[Given instruction] Restate all the material verbatim, except for the pictures.

[Data section]
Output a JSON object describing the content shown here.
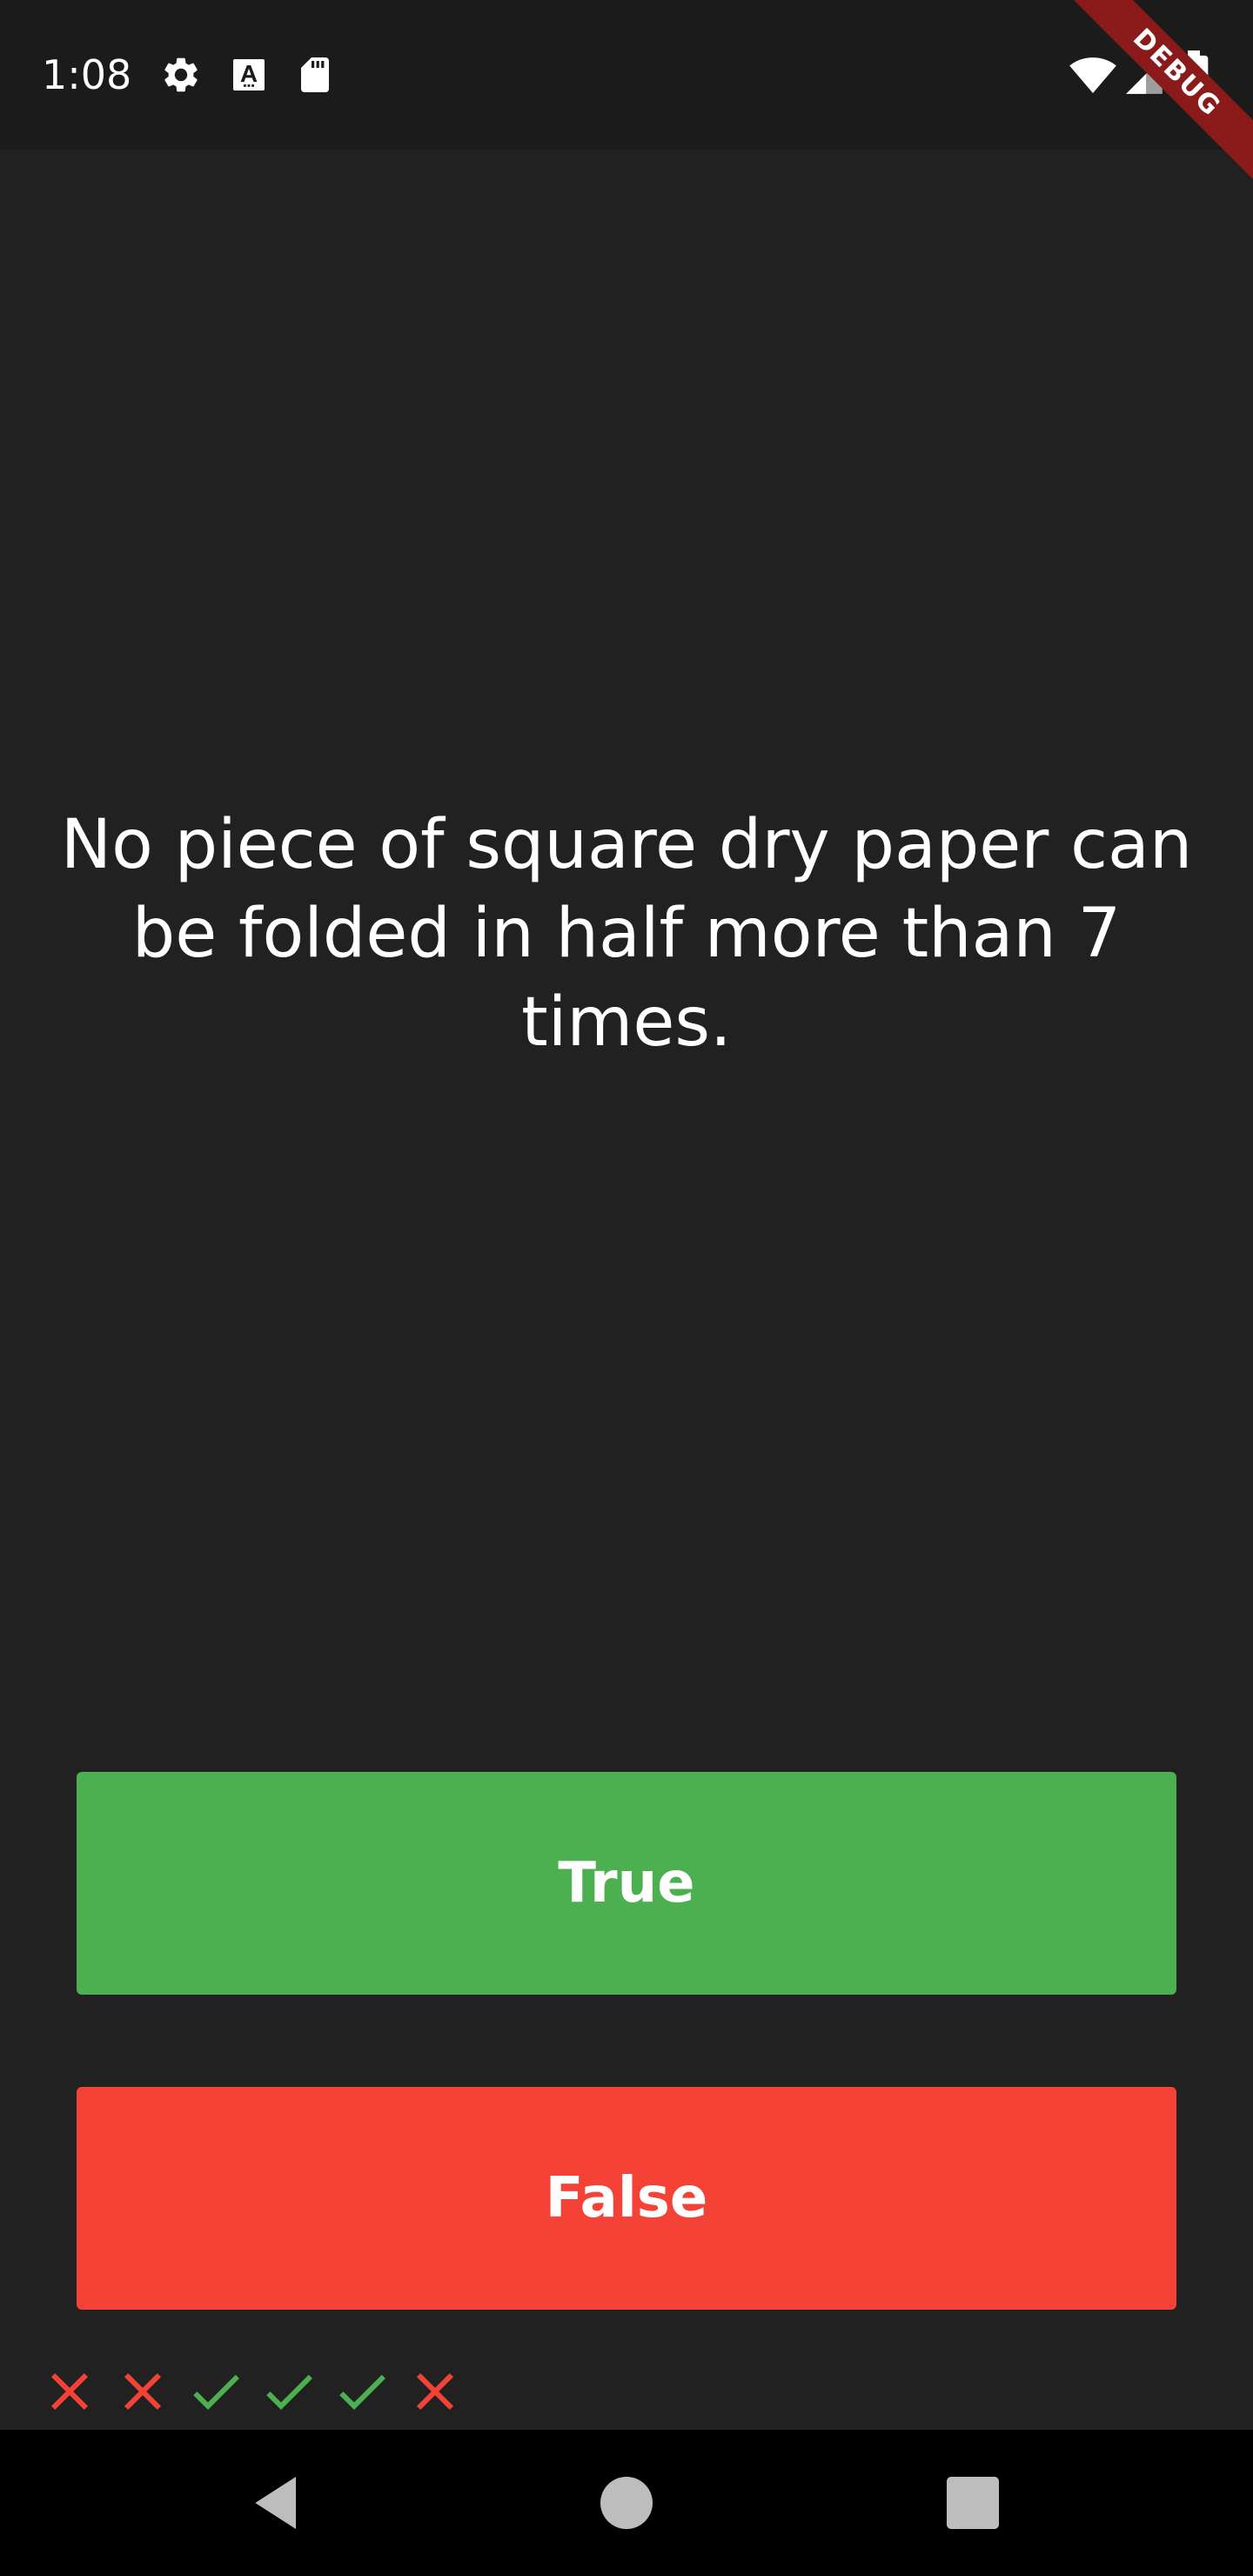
{
  "status_bar": {
    "time": "1:08",
    "left_icons": [
      "gear-icon",
      "font-a-icon",
      "sd-card-icon"
    ],
    "right_icons": [
      "wifi-icon",
      "signal-icon",
      "battery-icon"
    ]
  },
  "debug_banner": {
    "label": "DEBUG",
    "color": "#8b1a1a"
  },
  "question": {
    "text": "No piece of square dry paper can be folded in half more than 7 times."
  },
  "answers": {
    "true_label": "True",
    "true_color": "#4caf50",
    "false_label": "False",
    "false_color": "#f44336"
  },
  "score_keeper": [
    {
      "result": "incorrect",
      "icon": "close-icon",
      "color": "#f44336"
    },
    {
      "result": "incorrect",
      "icon": "close-icon",
      "color": "#f44336"
    },
    {
      "result": "correct",
      "icon": "check-icon",
      "color": "#4caf50"
    },
    {
      "result": "correct",
      "icon": "check-icon",
      "color": "#4caf50"
    },
    {
      "result": "correct",
      "icon": "check-icon",
      "color": "#4caf50"
    },
    {
      "result": "incorrect",
      "icon": "close-icon",
      "color": "#f44336"
    }
  ],
  "nav_bar": {
    "buttons": [
      "back-icon",
      "home-icon",
      "recents-icon"
    ]
  }
}
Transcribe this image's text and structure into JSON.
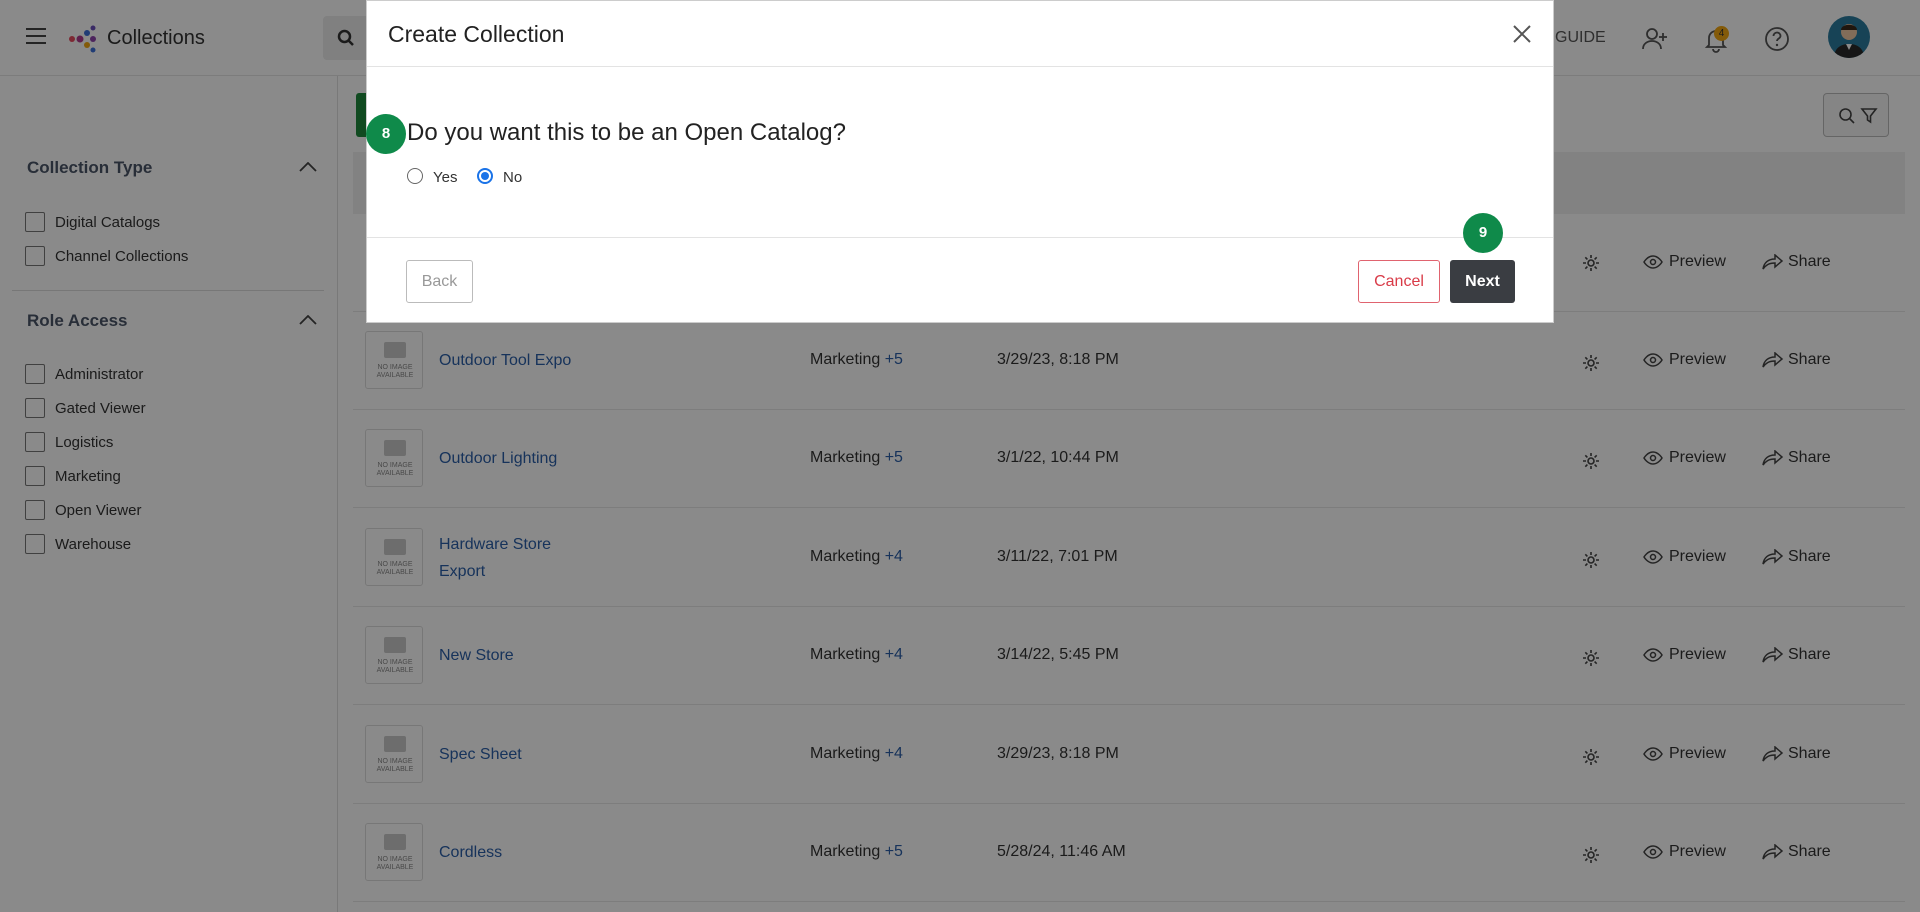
{
  "header": {
    "title": "Collections",
    "guide_label": "GUIDE",
    "notification_count": "4"
  },
  "sidebar": {
    "collection_type_heading": "Collection Type",
    "collection_types": [
      "Digital Catalogs",
      "Channel Collections"
    ],
    "role_access_heading": "Role Access",
    "roles": [
      "Administrator",
      "Gated Viewer",
      "Logistics",
      "Marketing",
      "Open Viewer",
      "Warehouse"
    ]
  },
  "table": {
    "preview_label": "Preview",
    "share_label": "Share",
    "no_image_text": "NO IMAGE AVAILABLE",
    "rows": [
      {
        "name": "",
        "role": "",
        "more": "",
        "date": ""
      },
      {
        "name": "Outdoor Tool Expo",
        "role": "Marketing",
        "more": "+5",
        "date": "3/29/23, 8:18 PM"
      },
      {
        "name": "Outdoor Lighting",
        "role": "Marketing",
        "more": "+5",
        "date": "3/1/22, 10:44 PM"
      },
      {
        "name": "Hardware Store Export",
        "role": "Marketing",
        "more": "+4",
        "date": "3/11/22, 7:01 PM"
      },
      {
        "name": "New Store",
        "role": "Marketing",
        "more": "+4",
        "date": "3/14/22, 5:45 PM"
      },
      {
        "name": "Spec Sheet",
        "role": "Marketing",
        "more": "+4",
        "date": "3/29/23, 8:18 PM"
      },
      {
        "name": "Cordless",
        "role": "Marketing",
        "more": "+5",
        "date": "5/28/24, 11:46 AM"
      }
    ]
  },
  "modal": {
    "title": "Create Collection",
    "question": "Do you want this to be an Open Catalog?",
    "options": [
      "Yes",
      "No"
    ],
    "selected": "No",
    "back_label": "Back",
    "cancel_label": "Cancel",
    "next_label": "Next"
  },
  "steps": {
    "question_step": "8",
    "next_step": "9"
  },
  "colors": {
    "accent_green": "#0f8a4a",
    "link_blue": "#2b5fa8",
    "cancel_red": "#d93b48",
    "next_dark": "#3a3d42"
  }
}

[Correct answer]
Output a JSON object describing the content shown here.
{
  "status_bar": {
    "time": "1:08",
    "left_icons": [
      "gear-icon",
      "font-a-icon",
      "sd-card-icon"
    ],
    "right_icons": [
      "wifi-icon",
      "signal-icon",
      "battery-icon"
    ]
  },
  "debug_banner": {
    "label": "DEBUG",
    "color": "#8b1a1a"
  },
  "question": {
    "text": "No piece of square dry paper can be folded in half more than 7 times."
  },
  "answers": {
    "true_label": "True",
    "true_color": "#4caf50",
    "false_label": "False",
    "false_color": "#f44336"
  },
  "score_keeper": [
    {
      "result": "incorrect",
      "icon": "close-icon",
      "color": "#f44336"
    },
    {
      "result": "incorrect",
      "icon": "close-icon",
      "color": "#f44336"
    },
    {
      "result": "correct",
      "icon": "check-icon",
      "color": "#4caf50"
    },
    {
      "result": "correct",
      "icon": "check-icon",
      "color": "#4caf50"
    },
    {
      "result": "correct",
      "icon": "check-icon",
      "color": "#4caf50"
    },
    {
      "result": "incorrect",
      "icon": "close-icon",
      "color": "#f44336"
    }
  ],
  "nav_bar": {
    "buttons": [
      "back-icon",
      "home-icon",
      "recents-icon"
    ]
  }
}
Transcribe this image's text and structure into JSON.
{
  "header": {
    "title": "Collections",
    "guide_label": "GUIDE",
    "notification_count": "4"
  },
  "sidebar": {
    "collection_type_heading": "Collection Type",
    "collection_types": [
      "Digital Catalogs",
      "Channel Collections"
    ],
    "role_access_heading": "Role Access",
    "roles": [
      "Administrator",
      "Gated Viewer",
      "Logistics",
      "Marketing",
      "Open Viewer",
      "Warehouse"
    ]
  },
  "table": {
    "preview_label": "Preview",
    "share_label": "Share",
    "no_image_text": "NO IMAGE AVAILABLE",
    "rows": [
      {
        "name": "",
        "role": "",
        "more": "",
        "date": ""
      },
      {
        "name": "Outdoor Tool Expo",
        "role": "Marketing",
        "more": "+5",
        "date": "3/29/23, 8:18 PM"
      },
      {
        "name": "Outdoor Lighting",
        "role": "Marketing",
        "more": "+5",
        "date": "3/1/22, 10:44 PM"
      },
      {
        "name": "Hardware Store Export",
        "role": "Marketing",
        "more": "+4",
        "date": "3/11/22, 7:01 PM"
      },
      {
        "name": "New Store",
        "role": "Marketing",
        "more": "+4",
        "date": "3/14/22, 5:45 PM"
      },
      {
        "name": "Spec Sheet",
        "role": "Marketing",
        "more": "+4",
        "date": "3/29/23, 8:18 PM"
      },
      {
        "name": "Cordless",
        "role": "Marketing",
        "more": "+5",
        "date": "5/28/24, 11:46 AM"
      }
    ]
  },
  "modal": {
    "title": "Create Collection",
    "question": "Do you want this to be an Open Catalog?",
    "options": [
      "Yes",
      "No"
    ],
    "selected": "No",
    "back_label": "Back",
    "cancel_label": "Cancel",
    "next_label": "Next"
  },
  "steps": {
    "question_step": "8",
    "next_step": "9"
  },
  "colors": {
    "accent_green": "#0f8a4a",
    "link_blue": "#2b5fa8",
    "cancel_red": "#d93b48",
    "next_dark": "#3a3d42"
  }
}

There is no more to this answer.